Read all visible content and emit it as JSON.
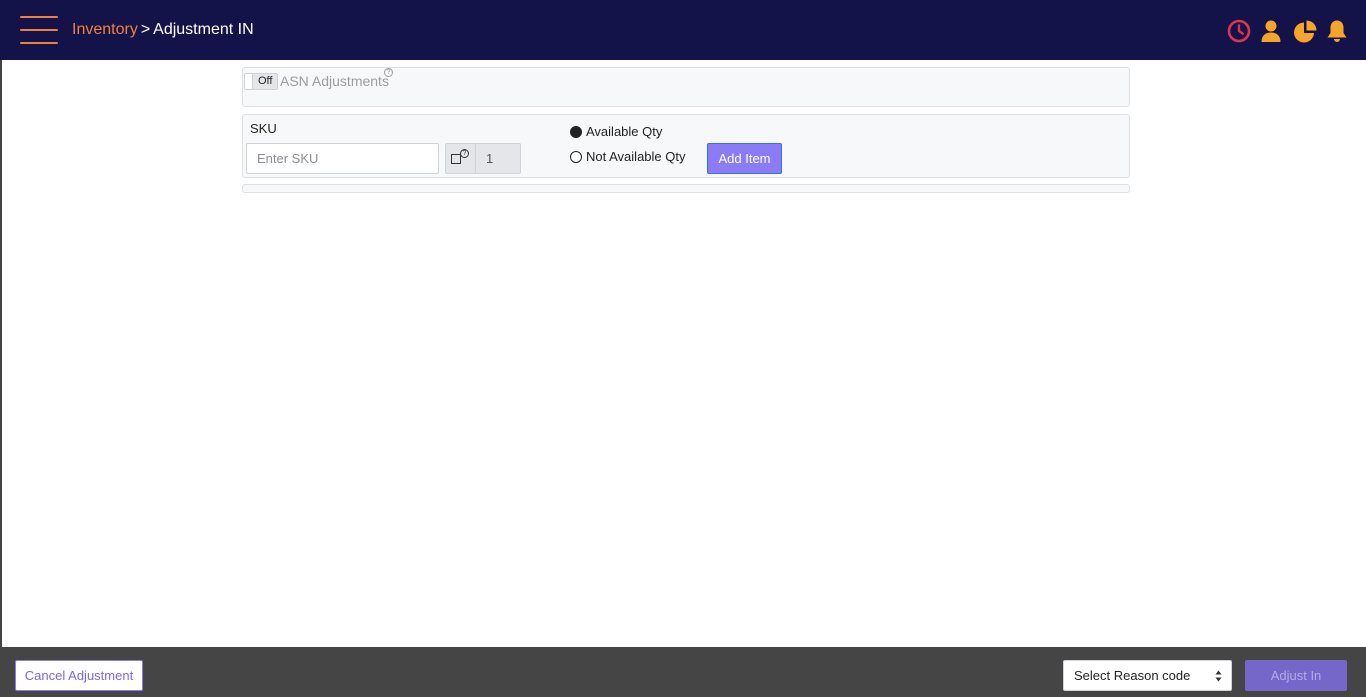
{
  "header": {
    "breadcrumb": {
      "parent": "Inventory",
      "separator": ">",
      "current": "Adjustment IN"
    },
    "icons": [
      "clock-icon",
      "user-icon",
      "pie-chart-icon",
      "bell-icon"
    ],
    "colors": {
      "background": "#13134a",
      "accent": "#f0803c",
      "clock": "#e0334f",
      "icons": "#f7a52a"
    }
  },
  "asn": {
    "toggle_label": "Off",
    "label": "ASN Adjustments",
    "help_mark": "?"
  },
  "sku_panel": {
    "label": "SKU",
    "input_placeholder": "Enter SKU",
    "input_value": "",
    "scan_help_mark": "?",
    "qty_value": "1",
    "radio_available": "Available Qty",
    "radio_not_available": "Not Available Qty",
    "selected_radio": "Available Qty",
    "add_button": "Add Item"
  },
  "footer": {
    "cancel_button": "Cancel Adjustment",
    "reason_select": "Select Reason code",
    "adjust_button": "Adjust In"
  }
}
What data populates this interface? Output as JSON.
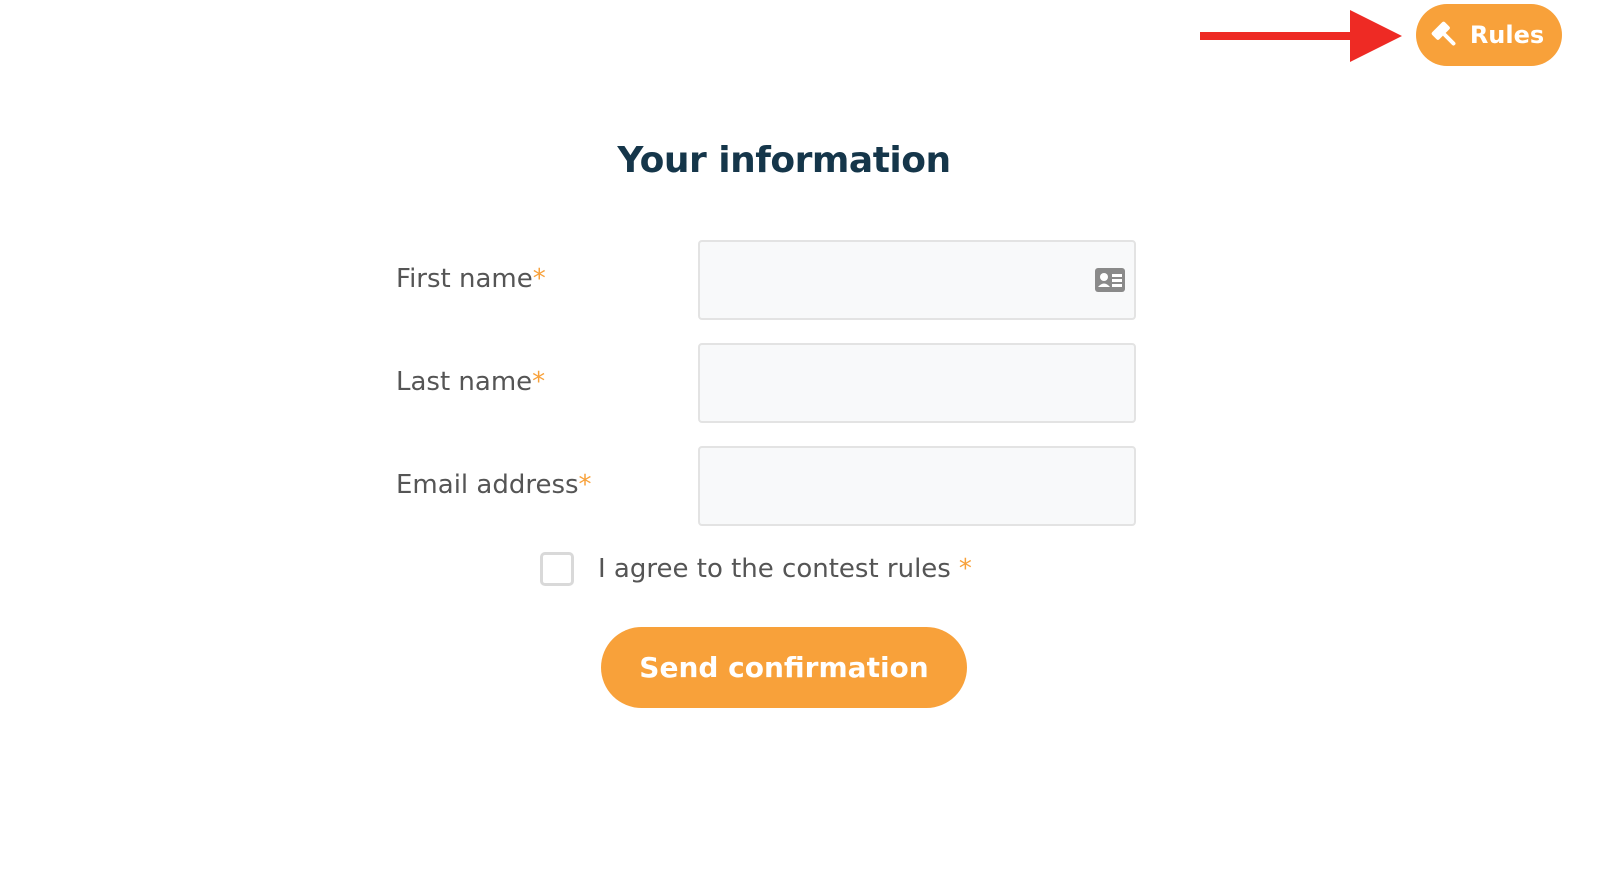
{
  "header": {
    "rules_button_label": "Rules",
    "rules_icon": "gavel-icon",
    "annotation": "red-arrow-pointing-right"
  },
  "form": {
    "title": "Your information",
    "required_marker": "*",
    "fields": [
      {
        "label": "First name",
        "value": "",
        "icon": "contact-card-icon"
      },
      {
        "label": "Last name",
        "value": ""
      },
      {
        "label": "Email address",
        "value": ""
      }
    ],
    "agree": {
      "label": "I agree to the contest rules",
      "checked": false
    },
    "submit_label": "Send confirmation"
  },
  "colors": {
    "accent": "#f8a13a",
    "title": "#15364a",
    "label": "#555555",
    "annotation_arrow": "#ee2a24",
    "field_bg": "#f8f9fa",
    "field_border": "#e3e3e3"
  }
}
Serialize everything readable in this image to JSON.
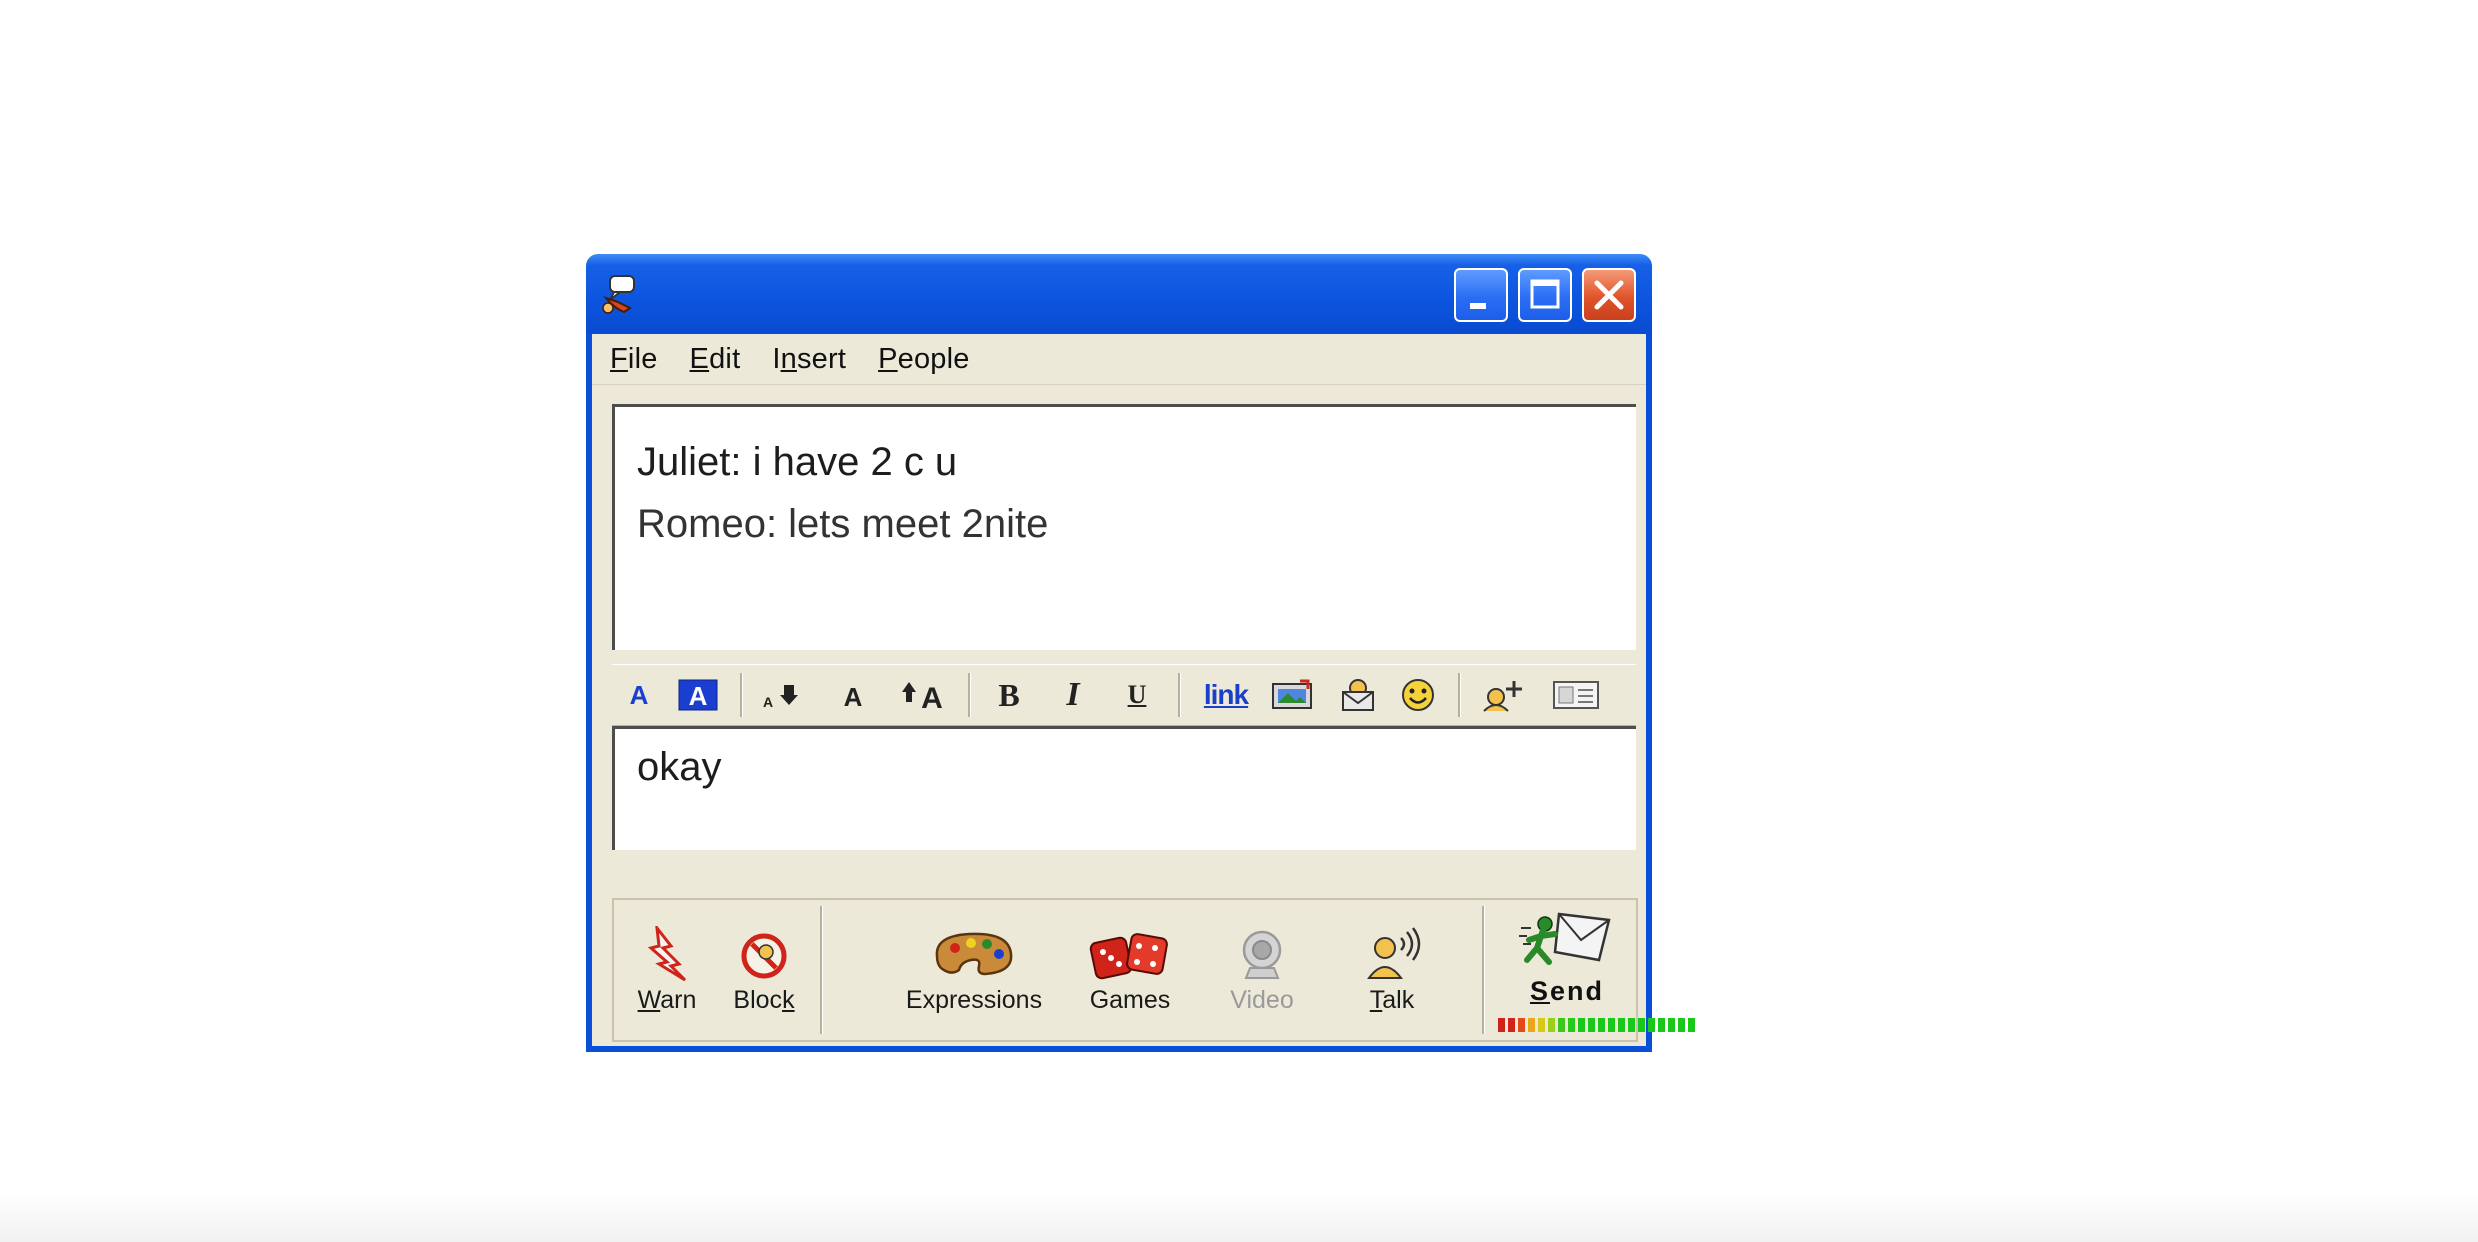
{
  "window": {
    "title": "",
    "controls": {
      "minimize_icon": "minimize-icon",
      "maximize_icon": "maximize-icon",
      "close_icon": "close-icon"
    }
  },
  "menu": {
    "items": [
      {
        "accel": "F",
        "rest": "ile"
      },
      {
        "accel": "E",
        "rest": "dit"
      },
      {
        "pre": "I",
        "accel": "n",
        "rest": "sert"
      },
      {
        "accel": "P",
        "rest": "eople"
      }
    ]
  },
  "conversation": {
    "messages": [
      "Juliet: i have 2 c u",
      "Romeo: lets meet 2nite"
    ]
  },
  "compose": {
    "text": "okay"
  },
  "toolbar": {
    "link_label": "link",
    "bold_glyph": "B",
    "italic_glyph": "I",
    "underline_glyph": "U"
  },
  "actions": {
    "warn": {
      "accel": "W",
      "rest": "arn"
    },
    "block": {
      "pre": "Bloc",
      "accel": "k",
      "rest": ""
    },
    "expressions": "Expressions",
    "games": "Games",
    "video": "Video",
    "talk": {
      "accel": "T",
      "rest": "alk"
    },
    "send": {
      "accel": "S",
      "rest": "end"
    }
  },
  "colors": {
    "titlebar": "#0c54de",
    "face": "#ece9d8",
    "close": "#e1532a",
    "link": "#1a40c8"
  }
}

^^^^^^^^^^^^^^^^

## [TASK PROMPT]
Write every entry out again exactly, dropping the pictures.

## [COMPLETED TASK]
Read all visible content and emit it as JSON.
{
  "header": {
    "breadcrumb": {
      "parent": "Inventory",
      "separator": ">",
      "current": "Adjustment IN"
    },
    "icons": [
      "clock-icon",
      "user-icon",
      "pie-chart-icon",
      "bell-icon"
    ],
    "colors": {
      "background": "#13134a",
      "accent": "#f0803c",
      "clock": "#e0334f",
      "icons": "#f7a52a"
    }
  },
  "asn": {
    "toggle_label": "Off",
    "label": "ASN Adjustments",
    "help_mark": "?"
  },
  "sku_panel": {
    "label": "SKU",
    "input_placeholder": "Enter SKU",
    "input_value": "",
    "scan_help_mark": "?",
    "qty_value": "1",
    "radio_available": "Available Qty",
    "radio_not_available": "Not Available Qty",
    "selected_radio": "Available Qty",
    "add_button": "Add Item"
  },
  "footer": {
    "cancel_button": "Cancel Adjustment",
    "reason_select": "Select Reason code",
    "adjust_button": "Adjust In"
  }
}
What data populates this interface? Output as JSON.
{
  "header": {
    "rules_button_label": "Rules",
    "rules_icon": "gavel-icon",
    "annotation": "red-arrow-pointing-right"
  },
  "form": {
    "title": "Your information",
    "required_marker": "*",
    "fields": [
      {
        "label": "First name",
        "value": "",
        "icon": "contact-card-icon"
      },
      {
        "label": "Last name",
        "value": ""
      },
      {
        "label": "Email address",
        "value": ""
      }
    ],
    "agree": {
      "label": "I agree to the contest rules",
      "checked": false
    },
    "submit_label": "Send confirmation"
  },
  "colors": {
    "accent": "#f8a13a",
    "title": "#15364a",
    "label": "#555555",
    "annotation_arrow": "#ee2a24",
    "field_bg": "#f8f9fa",
    "field_border": "#e3e3e3"
  }
}
Serialize everything readable in this image to JSON.
{
  "window": {
    "title": "",
    "controls": {
      "minimize_icon": "minimize-icon",
      "maximize_icon": "maximize-icon",
      "close_icon": "close-icon"
    }
  },
  "menu": {
    "items": [
      {
        "accel": "F",
        "rest": "ile"
      },
      {
        "accel": "E",
        "rest": "dit"
      },
      {
        "pre": "I",
        "accel": "n",
        "rest": "sert"
      },
      {
        "accel": "P",
        "rest": "eople"
      }
    ]
  },
  "conversation": {
    "messages": [
      "Juliet: i have 2 c u",
      "Romeo: lets meet 2nite"
    ]
  },
  "compose": {
    "text": "okay"
  },
  "toolbar": {
    "link_label": "link",
    "bold_glyph": "B",
    "italic_glyph": "I",
    "underline_glyph": "U"
  },
  "actions": {
    "warn": {
      "accel": "W",
      "rest": "arn"
    },
    "block": {
      "pre": "Bloc",
      "accel": "k",
      "rest": ""
    },
    "expressions": "Expressions",
    "games": "Games",
    "video": "Video",
    "talk": {
      "accel": "T",
      "rest": "alk"
    },
    "send": {
      "accel": "S",
      "rest": "end"
    }
  },
  "colors": {
    "titlebar": "#0c54de",
    "face": "#ece9d8",
    "close": "#e1532a",
    "link": "#1a40c8"
  }
}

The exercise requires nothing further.